* begin *

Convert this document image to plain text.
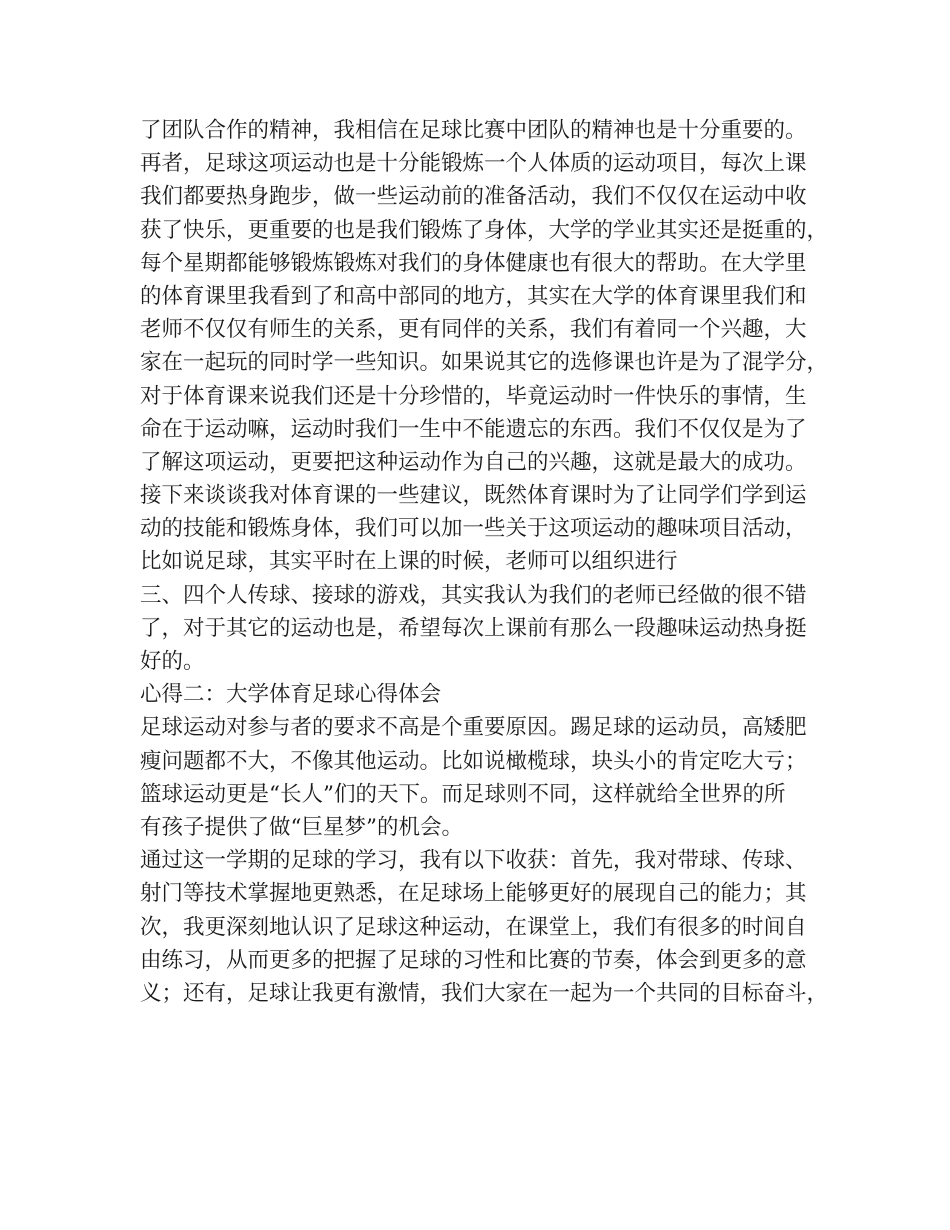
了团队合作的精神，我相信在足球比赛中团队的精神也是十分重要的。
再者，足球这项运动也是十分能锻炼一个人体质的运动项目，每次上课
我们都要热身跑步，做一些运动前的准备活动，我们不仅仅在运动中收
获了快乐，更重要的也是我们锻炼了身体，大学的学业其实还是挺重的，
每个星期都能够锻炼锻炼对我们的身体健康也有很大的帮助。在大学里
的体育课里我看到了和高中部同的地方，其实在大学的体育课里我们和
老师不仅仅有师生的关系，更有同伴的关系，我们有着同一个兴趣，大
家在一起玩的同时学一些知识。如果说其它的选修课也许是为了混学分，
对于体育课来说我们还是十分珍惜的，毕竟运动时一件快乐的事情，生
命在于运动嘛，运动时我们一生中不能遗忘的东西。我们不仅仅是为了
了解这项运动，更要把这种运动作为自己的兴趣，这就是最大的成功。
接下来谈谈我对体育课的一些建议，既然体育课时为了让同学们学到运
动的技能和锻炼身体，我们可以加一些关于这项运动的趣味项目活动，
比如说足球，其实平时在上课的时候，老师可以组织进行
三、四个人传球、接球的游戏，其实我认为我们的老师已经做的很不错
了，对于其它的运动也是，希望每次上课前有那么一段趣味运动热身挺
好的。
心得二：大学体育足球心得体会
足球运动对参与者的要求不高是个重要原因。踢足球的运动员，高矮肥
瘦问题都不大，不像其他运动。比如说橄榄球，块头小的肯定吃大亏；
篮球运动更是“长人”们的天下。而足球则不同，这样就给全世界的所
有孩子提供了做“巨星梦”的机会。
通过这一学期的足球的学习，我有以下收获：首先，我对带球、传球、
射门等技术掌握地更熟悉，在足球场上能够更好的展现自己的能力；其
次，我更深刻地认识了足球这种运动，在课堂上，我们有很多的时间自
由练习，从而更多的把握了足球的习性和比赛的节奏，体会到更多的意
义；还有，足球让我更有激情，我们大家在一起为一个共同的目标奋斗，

* end *

▸ Written task
Write the records out again in full, exactly, and skip every picture.

▸ The completed task
Convert this document image to plain text.
了团队合作的精神，我相信在足球比赛中团队的精神也是十分重要的。
再者，足球这项运动也是十分能锻炼一个人体质的运动项目，每次上课
我们都要热身跑步，做一些运动前的准备活动，我们不仅仅在运动中收
获了快乐，更重要的也是我们锻炼了身体，大学的学业其实还是挺重的，
每个星期都能够锻炼锻炼对我们的身体健康也有很大的帮助。在大学里
的体育课里我看到了和高中部同的地方，其实在大学的体育课里我们和
老师不仅仅有师生的关系，更有同伴的关系，我们有着同一个兴趣，大
家在一起玩的同时学一些知识。如果说其它的选修课也许是为了混学分，
对于体育课来说我们还是十分珍惜的，毕竟运动时一件快乐的事情，生
命在于运动嘛，运动时我们一生中不能遗忘的东西。我们不仅仅是为了
了解这项运动，更要把这种运动作为自己的兴趣，这就是最大的成功。
接下来谈谈我对体育课的一些建议，既然体育课时为了让同学们学到运
动的技能和锻炼身体，我们可以加一些关于这项运动的趣味项目活动，
比如说足球，其实平时在上课的时候，老师可以组织进行
三、四个人传球、接球的游戏，其实我认为我们的老师已经做的很不错
了，对于其它的运动也是，希望每次上课前有那么一段趣味运动热身挺
好的。
心得二：大学体育足球心得体会
足球运动对参与者的要求不高是个重要原因。踢足球的运动员，高矮肥
瘦问题都不大，不像其他运动。比如说橄榄球，块头小的肯定吃大亏；
篮球运动更是“长人”们的天下。而足球则不同，这样就给全世界的所
有孩子提供了做“巨星梦”的机会。
通过这一学期的足球的学习，我有以下收获：首先，我对带球、传球、
射门等技术掌握地更熟悉，在足球场上能够更好的展现自己的能力；其
次，我更深刻地认识了足球这种运动，在课堂上，我们有很多的时间自
由练习，从而更多的把握了足球的习性和比赛的节奏，体会到更多的意
义；还有，足球让我更有激情，我们大家在一起为一个共同的目标奋斗，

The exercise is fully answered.